Jeff asks: "So the folks at a place called Conniption Films (great name) developed a camera called the Millisecond Camera which can shoot 12,000 frames of film a second. I read the article and thought 'Hmm that's neat' but then realized they were still using an analog process for shooting this highspeed film. Being a geek, not necessarily into the film side of things but curious nonetheless, I wonder, shouldn't a computer be able to do a better job of such a thing? They say the film runs around a spindle going 500 mph (!). Wouldn't that be prone to failure and use alot of energy? Wouldn't it be more appropriate, easier, and overall cheaper to just hook up a high res CCD to a beowulf </duck> cluster of 2 ghz+ machines and capture high speed images that way? Why hasn't it been done yet? Or has it and I haven't seen it yet?" I did a double-take, when I first read this question, and then got curious and did a little digging. Turns out, high frame rates are not exclusive to the analog photography world, and to illustrate my point, I provide this link. It's woefully short on details, and the explanations as to why a camera that can record 1M frames per second is limited to a playback of only 103 frames, but the technology is out there. Has anyone seen any other digital cameras out there with high frame-rates? What visual mischief could you aspiring photographers get into with such a camera?
The explanation as to why it can only play back 103 frames is QUITE clear... the chip has 103 "on-chip" memory buffers per sensor, and they get cyclicly overwritten with the last 103 frames.
This overcomes the bottleneck of trying to transfer data off the CCD at such high frame rates in real time, but limits you to "downloading" the last 103 frames after-the fact from the chip.

### [INFORMATION SUPPLIED]
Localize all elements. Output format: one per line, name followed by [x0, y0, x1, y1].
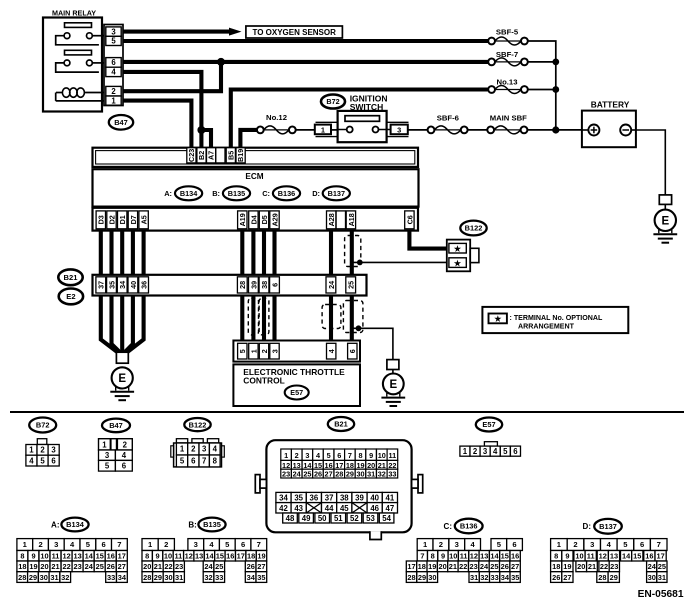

### [GIVEN REQUEST]
In the high-speed camera text, start at the words "This overcomes the" and stop after "from the chip.". Write that stretch out again, substituting "choke point" for "bottleneck". Work from the text alone; the data plays no part.

### [RESPONSE TO THE TASK]
This overcomes the choke point of trying to transfer data off the CCD at such high frame rates in real time, but limits you to "downloading" the last 103 frames after-the fact from the chip.